Extracted data entries

## begin

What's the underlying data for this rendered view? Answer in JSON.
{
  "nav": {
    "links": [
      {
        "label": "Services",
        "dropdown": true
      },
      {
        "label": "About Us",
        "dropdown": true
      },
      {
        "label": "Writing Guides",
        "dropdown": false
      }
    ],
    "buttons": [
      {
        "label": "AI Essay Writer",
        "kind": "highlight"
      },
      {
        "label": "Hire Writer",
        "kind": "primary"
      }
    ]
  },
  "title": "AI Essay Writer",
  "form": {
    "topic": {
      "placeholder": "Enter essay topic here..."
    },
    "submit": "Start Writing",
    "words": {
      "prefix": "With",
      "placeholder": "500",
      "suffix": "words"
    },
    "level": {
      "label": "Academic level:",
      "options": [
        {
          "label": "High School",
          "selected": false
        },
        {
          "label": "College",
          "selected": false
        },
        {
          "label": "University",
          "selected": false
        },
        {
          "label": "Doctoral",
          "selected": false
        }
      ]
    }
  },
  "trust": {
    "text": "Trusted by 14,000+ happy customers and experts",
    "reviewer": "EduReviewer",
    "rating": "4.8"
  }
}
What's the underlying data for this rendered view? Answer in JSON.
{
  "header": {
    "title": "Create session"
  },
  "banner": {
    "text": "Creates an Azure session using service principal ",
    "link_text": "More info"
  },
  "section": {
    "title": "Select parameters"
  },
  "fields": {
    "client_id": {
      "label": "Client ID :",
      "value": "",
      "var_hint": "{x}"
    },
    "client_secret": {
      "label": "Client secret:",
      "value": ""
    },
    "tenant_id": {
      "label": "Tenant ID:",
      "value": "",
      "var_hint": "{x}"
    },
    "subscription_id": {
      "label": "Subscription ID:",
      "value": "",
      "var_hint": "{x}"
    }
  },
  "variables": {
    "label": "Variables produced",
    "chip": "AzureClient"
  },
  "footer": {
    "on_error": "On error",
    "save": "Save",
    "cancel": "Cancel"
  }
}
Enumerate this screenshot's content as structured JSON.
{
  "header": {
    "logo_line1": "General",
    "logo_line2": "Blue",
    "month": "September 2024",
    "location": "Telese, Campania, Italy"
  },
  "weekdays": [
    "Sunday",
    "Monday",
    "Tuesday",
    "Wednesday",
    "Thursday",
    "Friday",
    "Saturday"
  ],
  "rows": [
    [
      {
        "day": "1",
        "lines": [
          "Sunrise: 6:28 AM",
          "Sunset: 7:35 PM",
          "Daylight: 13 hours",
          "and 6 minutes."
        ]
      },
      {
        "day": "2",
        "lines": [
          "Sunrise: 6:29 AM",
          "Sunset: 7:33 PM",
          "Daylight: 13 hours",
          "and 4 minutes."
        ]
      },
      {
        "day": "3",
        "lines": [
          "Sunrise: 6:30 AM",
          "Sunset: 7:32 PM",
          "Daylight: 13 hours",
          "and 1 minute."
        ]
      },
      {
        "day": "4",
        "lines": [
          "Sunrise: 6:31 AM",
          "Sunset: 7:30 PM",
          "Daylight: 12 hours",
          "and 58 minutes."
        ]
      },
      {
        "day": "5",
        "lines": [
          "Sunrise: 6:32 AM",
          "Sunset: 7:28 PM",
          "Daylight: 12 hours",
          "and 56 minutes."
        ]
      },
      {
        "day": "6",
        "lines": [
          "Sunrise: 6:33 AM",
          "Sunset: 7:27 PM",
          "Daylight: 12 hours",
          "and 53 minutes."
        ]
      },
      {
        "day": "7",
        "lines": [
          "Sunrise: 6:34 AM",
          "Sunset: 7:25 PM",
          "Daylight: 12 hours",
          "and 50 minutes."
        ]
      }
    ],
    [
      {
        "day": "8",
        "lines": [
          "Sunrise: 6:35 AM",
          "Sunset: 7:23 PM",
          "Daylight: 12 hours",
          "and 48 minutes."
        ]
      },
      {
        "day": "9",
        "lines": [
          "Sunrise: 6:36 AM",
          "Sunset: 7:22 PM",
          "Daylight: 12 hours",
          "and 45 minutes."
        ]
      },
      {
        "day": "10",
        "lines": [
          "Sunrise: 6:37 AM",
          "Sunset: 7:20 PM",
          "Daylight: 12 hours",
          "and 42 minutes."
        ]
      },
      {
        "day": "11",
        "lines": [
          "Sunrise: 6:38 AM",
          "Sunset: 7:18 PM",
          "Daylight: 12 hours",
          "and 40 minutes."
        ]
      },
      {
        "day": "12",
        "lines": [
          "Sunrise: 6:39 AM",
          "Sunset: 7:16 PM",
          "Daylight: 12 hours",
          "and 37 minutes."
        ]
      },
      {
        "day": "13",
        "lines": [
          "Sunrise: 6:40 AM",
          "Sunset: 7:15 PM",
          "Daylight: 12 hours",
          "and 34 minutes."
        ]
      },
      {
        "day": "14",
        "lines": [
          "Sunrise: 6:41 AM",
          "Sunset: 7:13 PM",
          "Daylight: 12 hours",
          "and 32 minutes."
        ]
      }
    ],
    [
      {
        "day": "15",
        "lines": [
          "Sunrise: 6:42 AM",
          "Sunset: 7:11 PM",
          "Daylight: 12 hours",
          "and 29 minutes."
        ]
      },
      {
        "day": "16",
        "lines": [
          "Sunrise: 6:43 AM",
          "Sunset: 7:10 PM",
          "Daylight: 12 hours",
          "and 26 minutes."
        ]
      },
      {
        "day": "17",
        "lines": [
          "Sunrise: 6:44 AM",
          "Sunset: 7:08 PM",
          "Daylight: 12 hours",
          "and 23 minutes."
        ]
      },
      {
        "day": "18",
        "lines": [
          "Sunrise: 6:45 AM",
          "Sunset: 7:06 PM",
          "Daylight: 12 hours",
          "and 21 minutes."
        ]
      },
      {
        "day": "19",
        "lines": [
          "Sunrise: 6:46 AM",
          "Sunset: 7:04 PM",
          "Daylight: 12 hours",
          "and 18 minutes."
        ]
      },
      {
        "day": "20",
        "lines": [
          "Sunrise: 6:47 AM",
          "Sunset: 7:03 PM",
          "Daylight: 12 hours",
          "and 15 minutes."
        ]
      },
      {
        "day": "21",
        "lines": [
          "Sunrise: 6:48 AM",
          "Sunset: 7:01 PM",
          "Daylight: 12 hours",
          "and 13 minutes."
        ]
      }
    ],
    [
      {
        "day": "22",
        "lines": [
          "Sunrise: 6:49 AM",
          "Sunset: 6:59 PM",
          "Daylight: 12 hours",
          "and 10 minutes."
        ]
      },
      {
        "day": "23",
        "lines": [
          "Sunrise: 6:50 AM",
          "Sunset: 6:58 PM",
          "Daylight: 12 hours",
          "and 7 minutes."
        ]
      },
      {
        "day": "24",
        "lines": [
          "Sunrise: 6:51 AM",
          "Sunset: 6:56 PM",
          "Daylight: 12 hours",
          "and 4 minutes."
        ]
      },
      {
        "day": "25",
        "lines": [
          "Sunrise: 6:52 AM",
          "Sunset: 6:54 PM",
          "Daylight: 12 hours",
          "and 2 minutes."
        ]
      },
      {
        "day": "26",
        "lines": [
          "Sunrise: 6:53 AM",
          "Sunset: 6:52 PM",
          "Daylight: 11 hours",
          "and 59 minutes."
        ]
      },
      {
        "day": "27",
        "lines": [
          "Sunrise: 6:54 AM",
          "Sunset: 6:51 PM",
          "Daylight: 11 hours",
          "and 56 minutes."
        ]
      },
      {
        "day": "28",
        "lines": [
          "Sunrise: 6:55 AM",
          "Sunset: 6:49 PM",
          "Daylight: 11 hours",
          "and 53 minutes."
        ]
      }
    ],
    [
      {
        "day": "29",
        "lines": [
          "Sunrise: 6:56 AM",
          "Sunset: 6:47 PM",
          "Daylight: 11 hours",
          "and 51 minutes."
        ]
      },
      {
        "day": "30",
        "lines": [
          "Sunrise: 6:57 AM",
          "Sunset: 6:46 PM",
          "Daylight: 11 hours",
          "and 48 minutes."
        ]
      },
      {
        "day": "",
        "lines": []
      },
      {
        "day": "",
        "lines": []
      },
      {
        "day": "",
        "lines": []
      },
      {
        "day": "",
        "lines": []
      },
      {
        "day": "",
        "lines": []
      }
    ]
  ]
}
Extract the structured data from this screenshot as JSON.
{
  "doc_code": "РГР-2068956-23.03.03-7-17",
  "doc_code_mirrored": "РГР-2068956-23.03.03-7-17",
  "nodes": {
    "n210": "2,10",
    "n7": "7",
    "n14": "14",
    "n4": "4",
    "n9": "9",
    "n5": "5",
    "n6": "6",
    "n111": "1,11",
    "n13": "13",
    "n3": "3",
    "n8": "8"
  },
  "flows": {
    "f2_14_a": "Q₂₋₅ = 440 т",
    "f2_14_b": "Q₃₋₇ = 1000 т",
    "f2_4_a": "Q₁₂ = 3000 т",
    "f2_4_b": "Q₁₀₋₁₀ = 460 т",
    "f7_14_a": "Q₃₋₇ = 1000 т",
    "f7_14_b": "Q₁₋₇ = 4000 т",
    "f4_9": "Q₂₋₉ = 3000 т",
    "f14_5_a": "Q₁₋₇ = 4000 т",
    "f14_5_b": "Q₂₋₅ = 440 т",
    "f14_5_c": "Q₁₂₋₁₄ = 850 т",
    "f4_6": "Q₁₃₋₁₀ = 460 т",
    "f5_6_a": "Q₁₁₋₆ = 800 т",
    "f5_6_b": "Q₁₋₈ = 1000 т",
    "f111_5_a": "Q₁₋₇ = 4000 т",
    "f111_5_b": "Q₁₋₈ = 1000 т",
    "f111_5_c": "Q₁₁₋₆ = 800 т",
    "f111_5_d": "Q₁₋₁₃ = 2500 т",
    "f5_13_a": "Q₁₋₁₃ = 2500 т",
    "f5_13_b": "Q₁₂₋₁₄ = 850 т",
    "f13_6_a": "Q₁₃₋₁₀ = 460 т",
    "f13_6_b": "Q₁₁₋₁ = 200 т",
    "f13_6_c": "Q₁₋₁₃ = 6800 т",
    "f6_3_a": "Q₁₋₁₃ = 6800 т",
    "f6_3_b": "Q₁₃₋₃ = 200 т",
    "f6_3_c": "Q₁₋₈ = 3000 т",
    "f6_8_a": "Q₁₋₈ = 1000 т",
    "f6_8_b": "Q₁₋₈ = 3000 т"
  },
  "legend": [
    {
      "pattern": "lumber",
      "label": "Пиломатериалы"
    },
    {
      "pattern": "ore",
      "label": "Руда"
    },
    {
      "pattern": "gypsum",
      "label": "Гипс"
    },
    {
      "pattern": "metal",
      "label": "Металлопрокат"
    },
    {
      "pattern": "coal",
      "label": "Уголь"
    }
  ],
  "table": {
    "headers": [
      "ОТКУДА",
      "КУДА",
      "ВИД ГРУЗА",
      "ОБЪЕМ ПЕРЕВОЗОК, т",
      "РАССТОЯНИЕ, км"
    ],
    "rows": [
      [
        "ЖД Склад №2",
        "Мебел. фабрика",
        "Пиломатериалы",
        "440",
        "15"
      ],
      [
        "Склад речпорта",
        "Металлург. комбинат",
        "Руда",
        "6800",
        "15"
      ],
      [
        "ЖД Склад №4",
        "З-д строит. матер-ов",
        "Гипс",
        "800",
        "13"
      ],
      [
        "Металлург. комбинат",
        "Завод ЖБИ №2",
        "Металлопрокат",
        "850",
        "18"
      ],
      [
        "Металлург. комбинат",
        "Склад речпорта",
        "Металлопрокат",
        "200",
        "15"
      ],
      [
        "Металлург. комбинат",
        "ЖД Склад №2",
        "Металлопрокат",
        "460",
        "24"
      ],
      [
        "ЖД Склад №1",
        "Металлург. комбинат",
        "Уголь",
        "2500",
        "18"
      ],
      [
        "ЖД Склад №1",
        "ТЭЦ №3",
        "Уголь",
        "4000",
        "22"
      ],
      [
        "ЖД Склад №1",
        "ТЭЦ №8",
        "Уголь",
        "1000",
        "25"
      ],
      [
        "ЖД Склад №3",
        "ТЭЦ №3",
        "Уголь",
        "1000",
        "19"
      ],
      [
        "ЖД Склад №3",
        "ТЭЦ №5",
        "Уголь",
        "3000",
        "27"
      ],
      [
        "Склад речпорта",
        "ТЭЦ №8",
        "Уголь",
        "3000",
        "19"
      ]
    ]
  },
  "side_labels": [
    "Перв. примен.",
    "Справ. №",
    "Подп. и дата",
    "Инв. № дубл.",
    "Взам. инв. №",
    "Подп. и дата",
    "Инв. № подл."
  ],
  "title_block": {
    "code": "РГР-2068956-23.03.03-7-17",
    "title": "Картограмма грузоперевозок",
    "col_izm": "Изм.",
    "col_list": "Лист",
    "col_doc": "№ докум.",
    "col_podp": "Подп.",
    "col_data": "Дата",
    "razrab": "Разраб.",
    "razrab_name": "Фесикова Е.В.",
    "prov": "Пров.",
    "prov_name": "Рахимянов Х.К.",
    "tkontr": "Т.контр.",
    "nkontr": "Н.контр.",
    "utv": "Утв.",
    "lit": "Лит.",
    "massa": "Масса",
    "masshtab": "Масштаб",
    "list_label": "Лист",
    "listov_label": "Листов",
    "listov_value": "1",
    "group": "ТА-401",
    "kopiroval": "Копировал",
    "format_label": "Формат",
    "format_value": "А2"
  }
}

## end

#### What you are asked to do
Report how many lines in the data include the word "Writer", and give nothing but the count.

#### Reply
3